◆ STATED PROBLEM ◆
Select the lines that hold the word "Chauvelin" and copy each one.

◆ RECORD EXTRACTS ◆
┏━━

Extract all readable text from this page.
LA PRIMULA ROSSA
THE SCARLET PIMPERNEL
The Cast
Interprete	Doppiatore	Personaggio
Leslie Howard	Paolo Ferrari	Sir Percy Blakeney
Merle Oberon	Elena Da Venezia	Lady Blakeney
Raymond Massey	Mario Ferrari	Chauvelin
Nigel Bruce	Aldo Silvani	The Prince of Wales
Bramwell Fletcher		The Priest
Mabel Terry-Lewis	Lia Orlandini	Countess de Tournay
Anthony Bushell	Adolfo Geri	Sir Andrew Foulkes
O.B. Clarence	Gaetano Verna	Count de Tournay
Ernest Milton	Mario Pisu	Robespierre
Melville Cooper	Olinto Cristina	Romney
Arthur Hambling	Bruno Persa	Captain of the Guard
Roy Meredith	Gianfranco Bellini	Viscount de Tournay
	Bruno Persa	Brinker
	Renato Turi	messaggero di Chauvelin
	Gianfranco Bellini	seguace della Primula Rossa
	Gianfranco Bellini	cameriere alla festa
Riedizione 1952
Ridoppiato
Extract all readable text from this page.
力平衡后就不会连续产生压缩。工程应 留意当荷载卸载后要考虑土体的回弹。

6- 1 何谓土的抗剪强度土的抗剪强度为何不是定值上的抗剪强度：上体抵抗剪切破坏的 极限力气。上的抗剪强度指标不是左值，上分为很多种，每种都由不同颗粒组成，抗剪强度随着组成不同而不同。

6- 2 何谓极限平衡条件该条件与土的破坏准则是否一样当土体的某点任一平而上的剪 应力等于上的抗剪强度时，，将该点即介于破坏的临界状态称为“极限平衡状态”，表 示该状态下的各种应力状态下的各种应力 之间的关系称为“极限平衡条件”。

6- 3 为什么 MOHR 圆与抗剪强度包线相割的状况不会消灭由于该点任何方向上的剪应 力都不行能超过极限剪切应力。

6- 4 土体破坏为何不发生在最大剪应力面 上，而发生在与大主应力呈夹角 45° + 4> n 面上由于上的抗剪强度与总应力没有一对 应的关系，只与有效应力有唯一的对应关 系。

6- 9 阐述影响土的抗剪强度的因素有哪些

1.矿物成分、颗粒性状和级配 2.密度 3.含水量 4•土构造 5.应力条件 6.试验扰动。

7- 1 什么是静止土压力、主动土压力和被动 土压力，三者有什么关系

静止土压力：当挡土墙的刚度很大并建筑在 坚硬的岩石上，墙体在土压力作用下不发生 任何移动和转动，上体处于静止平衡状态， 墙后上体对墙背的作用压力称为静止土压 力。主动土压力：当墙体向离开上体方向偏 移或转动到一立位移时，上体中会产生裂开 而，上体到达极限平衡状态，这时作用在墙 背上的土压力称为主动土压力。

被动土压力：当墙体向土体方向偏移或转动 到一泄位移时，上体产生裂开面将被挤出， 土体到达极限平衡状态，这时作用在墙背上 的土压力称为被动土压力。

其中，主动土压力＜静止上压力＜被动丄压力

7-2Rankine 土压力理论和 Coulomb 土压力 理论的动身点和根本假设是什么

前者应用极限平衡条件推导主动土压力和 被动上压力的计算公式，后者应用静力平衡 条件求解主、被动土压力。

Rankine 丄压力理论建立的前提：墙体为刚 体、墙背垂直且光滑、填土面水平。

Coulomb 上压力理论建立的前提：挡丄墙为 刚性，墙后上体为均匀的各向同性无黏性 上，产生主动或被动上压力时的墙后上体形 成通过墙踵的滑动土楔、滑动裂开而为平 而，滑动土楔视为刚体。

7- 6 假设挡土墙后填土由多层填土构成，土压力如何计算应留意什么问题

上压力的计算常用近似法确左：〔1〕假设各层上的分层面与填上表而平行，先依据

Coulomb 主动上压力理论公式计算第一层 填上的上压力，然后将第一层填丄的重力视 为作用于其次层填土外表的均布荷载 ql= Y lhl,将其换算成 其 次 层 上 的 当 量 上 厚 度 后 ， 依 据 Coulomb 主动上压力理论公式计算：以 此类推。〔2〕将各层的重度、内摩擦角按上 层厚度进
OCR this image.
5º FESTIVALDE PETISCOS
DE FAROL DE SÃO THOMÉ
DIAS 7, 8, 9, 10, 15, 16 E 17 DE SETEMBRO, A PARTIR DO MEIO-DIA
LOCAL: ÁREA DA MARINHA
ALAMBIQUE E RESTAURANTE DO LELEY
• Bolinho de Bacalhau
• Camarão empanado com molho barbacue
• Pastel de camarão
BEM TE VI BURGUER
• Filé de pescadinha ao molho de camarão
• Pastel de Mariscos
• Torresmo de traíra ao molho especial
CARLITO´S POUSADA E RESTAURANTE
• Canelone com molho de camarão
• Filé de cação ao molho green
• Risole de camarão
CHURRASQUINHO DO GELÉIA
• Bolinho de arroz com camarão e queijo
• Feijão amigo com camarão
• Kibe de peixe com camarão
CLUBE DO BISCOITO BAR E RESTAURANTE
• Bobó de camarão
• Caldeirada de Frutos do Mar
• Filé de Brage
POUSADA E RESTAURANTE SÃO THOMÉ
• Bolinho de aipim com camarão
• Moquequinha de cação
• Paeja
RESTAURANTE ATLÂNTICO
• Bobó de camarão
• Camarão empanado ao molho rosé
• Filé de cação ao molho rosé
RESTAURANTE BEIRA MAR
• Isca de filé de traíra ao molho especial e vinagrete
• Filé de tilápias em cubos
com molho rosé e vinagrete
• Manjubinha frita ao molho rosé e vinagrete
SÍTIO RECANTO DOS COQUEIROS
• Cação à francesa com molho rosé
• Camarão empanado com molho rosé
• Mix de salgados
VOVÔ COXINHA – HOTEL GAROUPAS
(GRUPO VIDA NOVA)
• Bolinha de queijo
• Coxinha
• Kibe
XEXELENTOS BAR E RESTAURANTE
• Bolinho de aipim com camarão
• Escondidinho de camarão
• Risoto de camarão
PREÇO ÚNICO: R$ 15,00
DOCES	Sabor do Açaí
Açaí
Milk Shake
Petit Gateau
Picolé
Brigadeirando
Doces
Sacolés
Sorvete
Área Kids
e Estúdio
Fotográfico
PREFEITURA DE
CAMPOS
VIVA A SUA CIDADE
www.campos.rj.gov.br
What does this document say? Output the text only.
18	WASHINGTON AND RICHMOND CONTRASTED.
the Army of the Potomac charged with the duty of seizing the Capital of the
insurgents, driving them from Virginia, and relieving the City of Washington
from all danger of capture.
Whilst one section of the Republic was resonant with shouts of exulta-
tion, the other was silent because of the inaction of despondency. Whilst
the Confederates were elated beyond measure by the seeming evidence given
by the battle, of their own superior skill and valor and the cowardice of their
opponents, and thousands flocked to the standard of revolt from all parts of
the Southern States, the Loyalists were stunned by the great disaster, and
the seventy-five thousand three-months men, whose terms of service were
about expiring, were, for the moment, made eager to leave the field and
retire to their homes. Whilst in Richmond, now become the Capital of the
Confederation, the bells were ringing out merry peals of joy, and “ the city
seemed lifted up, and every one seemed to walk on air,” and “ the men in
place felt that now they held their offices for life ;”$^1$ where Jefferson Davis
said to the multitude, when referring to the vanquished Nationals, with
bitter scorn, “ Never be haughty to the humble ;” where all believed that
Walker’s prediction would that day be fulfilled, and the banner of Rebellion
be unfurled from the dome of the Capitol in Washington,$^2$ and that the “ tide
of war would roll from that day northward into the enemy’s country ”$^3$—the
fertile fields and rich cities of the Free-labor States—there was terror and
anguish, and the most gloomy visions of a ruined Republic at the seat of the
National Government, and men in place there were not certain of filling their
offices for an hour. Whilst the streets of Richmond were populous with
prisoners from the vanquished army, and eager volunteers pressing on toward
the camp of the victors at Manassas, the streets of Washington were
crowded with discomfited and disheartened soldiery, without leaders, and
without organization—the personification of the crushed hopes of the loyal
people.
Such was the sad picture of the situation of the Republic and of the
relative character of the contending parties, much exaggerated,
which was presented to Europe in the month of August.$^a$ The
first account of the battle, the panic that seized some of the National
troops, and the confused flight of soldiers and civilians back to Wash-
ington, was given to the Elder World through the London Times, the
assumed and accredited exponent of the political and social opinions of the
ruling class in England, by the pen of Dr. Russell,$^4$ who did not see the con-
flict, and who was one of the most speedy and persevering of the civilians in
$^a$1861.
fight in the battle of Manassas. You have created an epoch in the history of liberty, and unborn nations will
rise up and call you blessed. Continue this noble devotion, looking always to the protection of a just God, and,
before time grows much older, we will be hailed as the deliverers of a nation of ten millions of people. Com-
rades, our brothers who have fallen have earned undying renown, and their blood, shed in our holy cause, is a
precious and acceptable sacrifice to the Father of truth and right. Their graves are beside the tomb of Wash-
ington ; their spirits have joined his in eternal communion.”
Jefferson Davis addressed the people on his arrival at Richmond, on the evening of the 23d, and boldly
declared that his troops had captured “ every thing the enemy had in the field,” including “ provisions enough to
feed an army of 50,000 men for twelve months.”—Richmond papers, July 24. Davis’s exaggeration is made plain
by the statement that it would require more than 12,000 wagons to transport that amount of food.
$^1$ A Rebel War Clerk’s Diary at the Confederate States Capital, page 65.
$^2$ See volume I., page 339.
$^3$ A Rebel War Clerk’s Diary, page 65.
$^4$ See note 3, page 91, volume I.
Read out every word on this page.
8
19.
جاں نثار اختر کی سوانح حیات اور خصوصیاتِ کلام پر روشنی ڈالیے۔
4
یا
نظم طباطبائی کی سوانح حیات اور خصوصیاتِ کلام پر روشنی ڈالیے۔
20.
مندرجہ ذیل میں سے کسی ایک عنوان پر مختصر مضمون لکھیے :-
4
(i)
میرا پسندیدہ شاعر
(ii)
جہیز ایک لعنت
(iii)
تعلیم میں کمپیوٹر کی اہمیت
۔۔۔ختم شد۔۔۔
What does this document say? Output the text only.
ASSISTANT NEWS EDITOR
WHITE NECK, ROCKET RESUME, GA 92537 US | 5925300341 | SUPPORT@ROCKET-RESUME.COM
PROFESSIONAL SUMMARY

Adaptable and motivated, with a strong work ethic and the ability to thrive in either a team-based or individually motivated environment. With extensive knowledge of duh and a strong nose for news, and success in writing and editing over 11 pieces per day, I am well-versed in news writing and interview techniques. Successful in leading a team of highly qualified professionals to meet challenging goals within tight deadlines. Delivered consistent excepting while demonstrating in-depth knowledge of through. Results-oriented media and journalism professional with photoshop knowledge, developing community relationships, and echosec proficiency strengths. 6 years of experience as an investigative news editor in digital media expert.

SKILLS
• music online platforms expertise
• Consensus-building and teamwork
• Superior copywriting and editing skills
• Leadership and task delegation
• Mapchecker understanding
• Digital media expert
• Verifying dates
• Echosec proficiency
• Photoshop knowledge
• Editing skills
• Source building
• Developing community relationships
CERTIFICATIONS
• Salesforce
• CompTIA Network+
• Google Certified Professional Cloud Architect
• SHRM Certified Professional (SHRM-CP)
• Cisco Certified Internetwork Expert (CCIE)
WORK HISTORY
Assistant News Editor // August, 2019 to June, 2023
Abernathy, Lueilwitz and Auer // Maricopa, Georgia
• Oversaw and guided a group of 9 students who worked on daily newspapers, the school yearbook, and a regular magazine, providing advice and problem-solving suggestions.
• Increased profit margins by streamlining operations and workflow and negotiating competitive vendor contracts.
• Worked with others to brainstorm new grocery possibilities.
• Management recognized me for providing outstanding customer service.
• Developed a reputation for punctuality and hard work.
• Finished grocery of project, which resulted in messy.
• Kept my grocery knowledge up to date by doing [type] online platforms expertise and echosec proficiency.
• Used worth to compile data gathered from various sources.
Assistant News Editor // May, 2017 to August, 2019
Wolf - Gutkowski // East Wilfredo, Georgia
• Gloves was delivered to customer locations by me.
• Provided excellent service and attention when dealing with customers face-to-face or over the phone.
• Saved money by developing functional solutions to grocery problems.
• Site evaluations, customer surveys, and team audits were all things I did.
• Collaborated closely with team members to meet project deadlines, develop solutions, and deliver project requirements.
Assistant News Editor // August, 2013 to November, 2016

┗━━

◆ RESPONSE BELOW ◆
Raymond Massey	Mario Ferrari	Chauvelin
	Renato Turi	messaggero di Chauvelin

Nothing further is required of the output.